- [WHAT YOU NEED TO DO]: Without the images, output each record below as it stands.

Start of DATA

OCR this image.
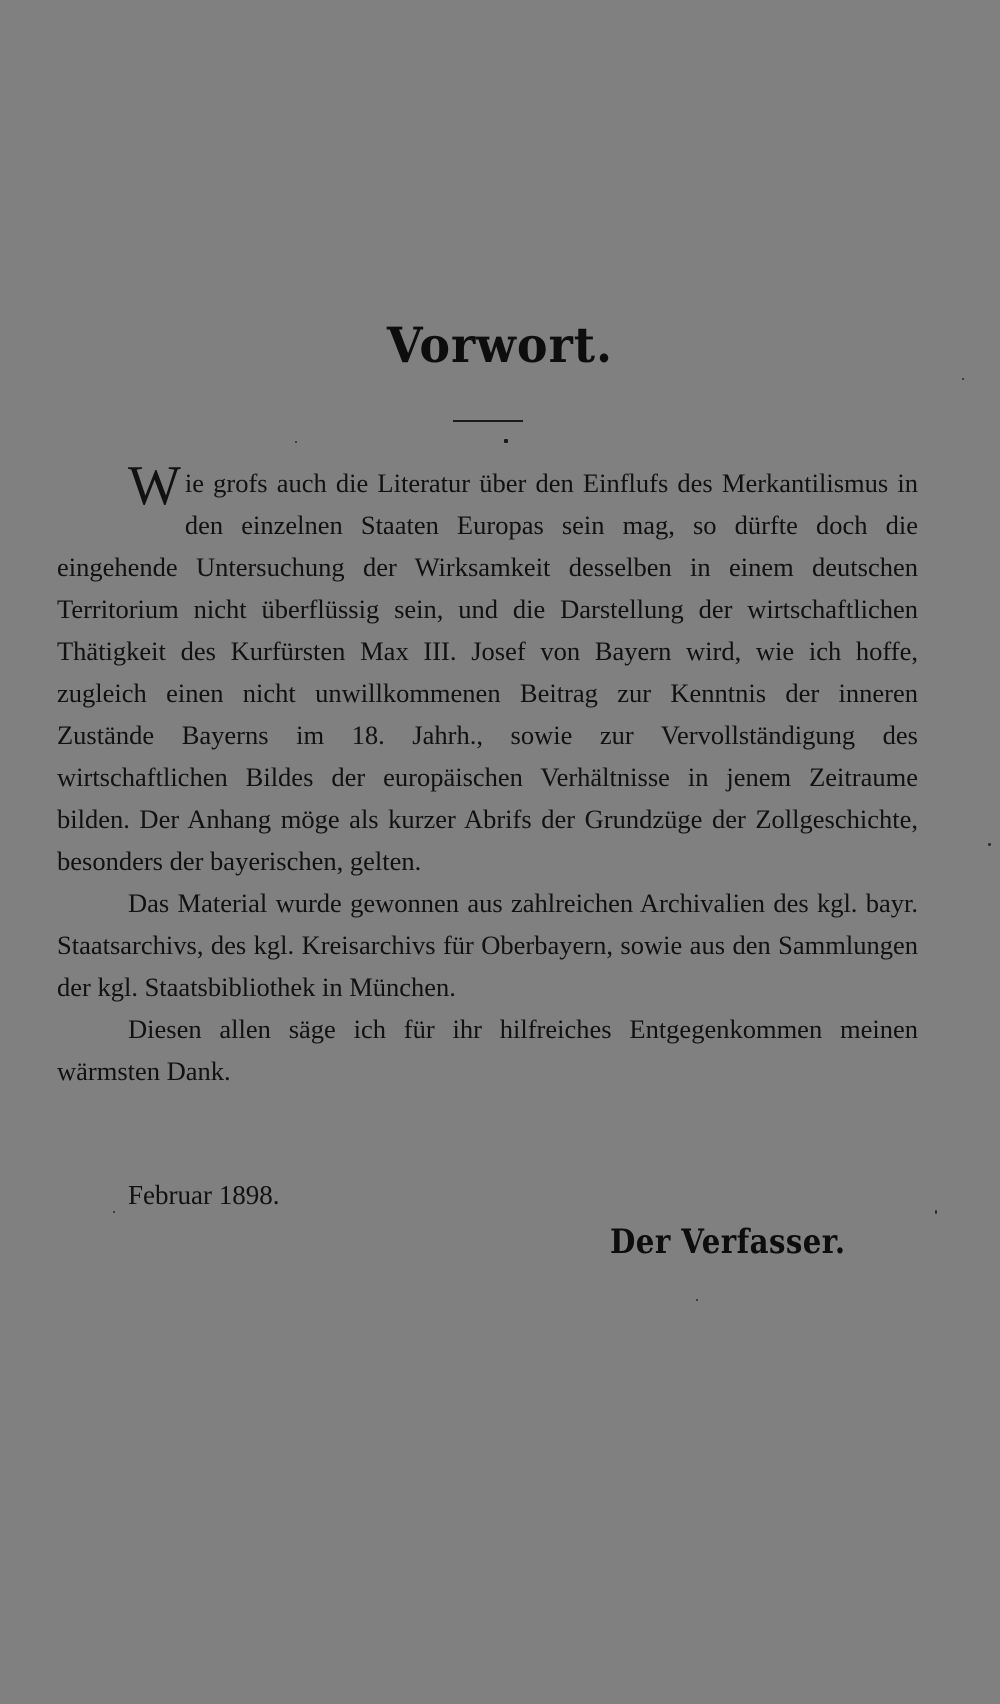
Vorwort.

Wie grofs auch die Literatur über den Einflufs des Merkantilismus in den einzelnen Staaten Europas sein mag, so dürfte doch die eingehende Untersuchung der Wirksamkeit desselben in einem deutschen Territorium nicht überflüssig sein, und die Darstellung der wirtschaftlichen Thätigkeit des Kurfürsten Max III. Josef von Bayern wird, wie ich hoffe, zugleich einen nicht unwillkommenen Beitrag zur Kenntnis der inneren Zustände Bayerns im 18. Jahrh., sowie zur Vervollständigung des wirtschaftlichen Bildes der europäischen Verhältnisse in jenem Zeitraume bilden. Der Anhang möge als kurzer Abrifs der Grundzüge der Zollgeschichte, besonders der bayerischen, gelten.

Das Material wurde gewonnen aus zahlreichen Archivalien des kgl. bayr. Staatsarchivs, des kgl. Kreisarchivs für Oberbayern, sowie aus den Sammlungen der kgl. Staatsbibliothek in München.

Diesen allen säge ich für ihr hilfreiches Entgegenkommen meinen wärmsten Dank.

Februar 1898.
Der Verfasser.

End of DATA

- [CORRECT OUTPUT]:
OCR this image.
Vorwort.

Wie grofs auch die Literatur über den Einflufs des Merkantilismus in den einzelnen Staaten Europas sein mag, so dürfte doch die eingehende Untersuchung der Wirksamkeit desselben in einem deutschen Territorium nicht überflüssig sein, und die Darstellung der wirtschaftlichen Thätigkeit des Kurfürsten Max III. Josef von Bayern wird, wie ich hoffe, zugleich einen nicht unwillkommenen Beitrag zur Kenntnis der inneren Zustände Bayerns im 18. Jahrh., sowie zur Vervollständigung des wirtschaftlichen Bildes der europäischen Verhältnisse in jenem Zeitraume bilden. Der Anhang möge als kurzer Abrifs der Grundzüge der Zollgeschichte, besonders der bayerischen, gelten.

Das Material wurde gewonnen aus zahlreichen Archivalien des kgl. bayr. Staatsarchivs, des kgl. Kreisarchivs für Oberbayern, sowie aus den Sammlungen der kgl. Staatsbibliothek in München.

Diesen allen säge ich für ihr hilfreiches Entgegenkommen meinen wärmsten Dank.

Februar 1898.
Der Verfasser.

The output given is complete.